— BEGIN —

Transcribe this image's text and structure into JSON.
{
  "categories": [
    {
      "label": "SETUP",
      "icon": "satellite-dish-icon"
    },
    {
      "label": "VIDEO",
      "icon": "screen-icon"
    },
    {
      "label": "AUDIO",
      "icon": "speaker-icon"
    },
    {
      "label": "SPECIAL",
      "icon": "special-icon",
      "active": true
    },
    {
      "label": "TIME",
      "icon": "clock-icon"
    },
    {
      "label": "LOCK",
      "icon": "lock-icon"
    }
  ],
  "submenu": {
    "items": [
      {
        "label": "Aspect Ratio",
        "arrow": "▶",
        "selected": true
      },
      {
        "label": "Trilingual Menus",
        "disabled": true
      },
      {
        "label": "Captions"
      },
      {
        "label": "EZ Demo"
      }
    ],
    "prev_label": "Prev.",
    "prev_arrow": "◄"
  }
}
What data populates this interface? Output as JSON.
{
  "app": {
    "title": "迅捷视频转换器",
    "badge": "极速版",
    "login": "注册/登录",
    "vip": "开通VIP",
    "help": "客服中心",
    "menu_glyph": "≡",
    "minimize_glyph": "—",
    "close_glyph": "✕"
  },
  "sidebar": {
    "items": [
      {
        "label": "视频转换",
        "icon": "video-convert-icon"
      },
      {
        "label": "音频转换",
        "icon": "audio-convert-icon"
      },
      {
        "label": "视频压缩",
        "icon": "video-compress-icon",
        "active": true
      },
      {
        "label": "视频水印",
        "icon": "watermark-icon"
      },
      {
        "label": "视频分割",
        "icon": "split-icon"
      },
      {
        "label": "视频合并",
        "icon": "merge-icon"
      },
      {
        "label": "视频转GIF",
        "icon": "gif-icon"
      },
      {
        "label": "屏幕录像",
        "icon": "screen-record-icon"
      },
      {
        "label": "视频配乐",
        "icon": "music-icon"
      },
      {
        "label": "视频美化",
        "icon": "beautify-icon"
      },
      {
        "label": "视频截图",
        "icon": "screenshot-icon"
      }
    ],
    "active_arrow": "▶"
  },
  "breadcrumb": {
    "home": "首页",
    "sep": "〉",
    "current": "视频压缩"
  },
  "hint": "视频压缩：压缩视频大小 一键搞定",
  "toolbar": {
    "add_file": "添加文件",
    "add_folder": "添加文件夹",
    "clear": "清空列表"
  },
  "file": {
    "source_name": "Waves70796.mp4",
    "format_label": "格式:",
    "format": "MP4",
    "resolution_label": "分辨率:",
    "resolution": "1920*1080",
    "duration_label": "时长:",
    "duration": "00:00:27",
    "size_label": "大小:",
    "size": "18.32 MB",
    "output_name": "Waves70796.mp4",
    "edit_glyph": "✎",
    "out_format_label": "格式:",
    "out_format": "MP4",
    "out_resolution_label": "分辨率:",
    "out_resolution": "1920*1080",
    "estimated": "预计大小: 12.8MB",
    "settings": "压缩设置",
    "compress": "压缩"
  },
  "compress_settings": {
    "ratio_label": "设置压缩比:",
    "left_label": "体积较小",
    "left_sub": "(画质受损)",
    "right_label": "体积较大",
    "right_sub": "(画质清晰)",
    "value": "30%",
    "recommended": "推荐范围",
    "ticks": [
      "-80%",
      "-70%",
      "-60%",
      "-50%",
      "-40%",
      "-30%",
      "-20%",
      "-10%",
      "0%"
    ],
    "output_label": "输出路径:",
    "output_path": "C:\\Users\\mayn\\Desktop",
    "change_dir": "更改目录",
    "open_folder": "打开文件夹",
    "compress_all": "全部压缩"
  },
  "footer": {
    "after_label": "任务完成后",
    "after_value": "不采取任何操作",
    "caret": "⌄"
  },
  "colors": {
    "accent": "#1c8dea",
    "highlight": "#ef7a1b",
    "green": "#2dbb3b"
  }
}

— END —

** TASK DESCRIPTION **
Output each record exactly, leaving nothing out.

** SOLUTION TO THIS TASK **
Transcribe this image's text and structure into JSON.
{
  "categories": [
    {
      "label": "SETUP",
      "icon": "satellite-dish-icon"
    },
    {
      "label": "VIDEO",
      "icon": "screen-icon"
    },
    {
      "label": "AUDIO",
      "icon": "speaker-icon"
    },
    {
      "label": "SPECIAL",
      "icon": "special-icon",
      "active": true
    },
    {
      "label": "TIME",
      "icon": "clock-icon"
    },
    {
      "label": "LOCK",
      "icon": "lock-icon"
    }
  ],
  "submenu": {
    "items": [
      {
        "label": "Aspect Ratio",
        "arrow": "▶",
        "selected": true
      },
      {
        "label": "Trilingual Menus",
        "disabled": true
      },
      {
        "label": "Captions"
      },
      {
        "label": "EZ Demo"
      }
    ],
    "prev_label": "Prev.",
    "prev_arrow": "◄"
  }
}
What data populates this interface? Output as JSON.
{
  "app": {
    "title": "迅捷视频转换器",
    "badge": "极速版",
    "login": "注册/登录",
    "vip": "开通VIP",
    "help": "客服中心",
    "menu_glyph": "≡",
    "minimize_glyph": "—",
    "close_glyph": "✕"
  },
  "sidebar": {
    "items": [
      {
        "label": "视频转换",
        "icon": "video-convert-icon"
      },
      {
        "label": "音频转换",
        "icon": "audio-convert-icon"
      },
      {
        "label": "视频压缩",
        "icon": "video-compress-icon",
        "active": true
      },
      {
        "label": "视频水印",
        "icon": "watermark-icon"
      },
      {
        "label": "视频分割",
        "icon": "split-icon"
      },
      {
        "label": "视频合并",
        "icon": "merge-icon"
      },
      {
        "label": "视频转GIF",
        "icon": "gif-icon"
      },
      {
        "label": "屏幕录像",
        "icon": "screen-record-icon"
      },
      {
        "label": "视频配乐",
        "icon": "music-icon"
      },
      {
        "label": "视频美化",
        "icon": "beautify-icon"
      },
      {
        "label": "视频截图",
        "icon": "screenshot-icon"
      }
    ],
    "active_arrow": "▶"
  },
  "breadcrumb": {
    "home": "首页",
    "sep": "〉",
    "current": "视频压缩"
  },
  "hint": "视频压缩：压缩视频大小 一键搞定",
  "toolbar": {
    "add_file": "添加文件",
    "add_folder": "添加文件夹",
    "clear": "清空列表"
  },
  "file": {
    "source_name": "Waves70796.mp4",
    "format_label": "格式:",
    "format": "MP4",
    "resolution_label": "分辨率:",
    "resolution": "1920*1080",
    "duration_label": "时长:",
    "duration": "00:00:27",
    "size_label": "大小:",
    "size": "18.32 MB",
    "output_name": "Waves70796.mp4",
    "edit_glyph": "✎",
    "out_format_label": "格式:",
    "out_format": "MP4",
    "out_resolution_label": "分辨率:",
    "out_resolution": "1920*1080",
    "estimated": "预计大小: 12.8MB",
    "settings": "压缩设置",
    "compress": "压缩"
  },
  "compress_settings": {
    "ratio_label": "设置压缩比:",
    "left_label": "体积较小",
    "left_sub": "(画质受损)",
    "right_label": "体积较大",
    "right_sub": "(画质清晰)",
    "value": "30%",
    "recommended": "推荐范围",
    "ticks": [
      "-80%",
      "-70%",
      "-60%",
      "-50%",
      "-40%",
      "-30%",
      "-20%",
      "-10%",
      "0%"
    ],
    "output_label": "输出路径:",
    "output_path": "C:\\Users\\mayn\\Desktop",
    "change_dir": "更改目录",
    "open_folder": "打开文件夹",
    "compress_all": "全部压缩"
  },
  "footer": {
    "after_label": "任务完成后",
    "after_value": "不采取任何操作",
    "caret": "⌄"
  },
  "colors": {
    "accent": "#1c8dea",
    "highlight": "#ef7a1b",
    "green": "#2dbb3b"
  }
}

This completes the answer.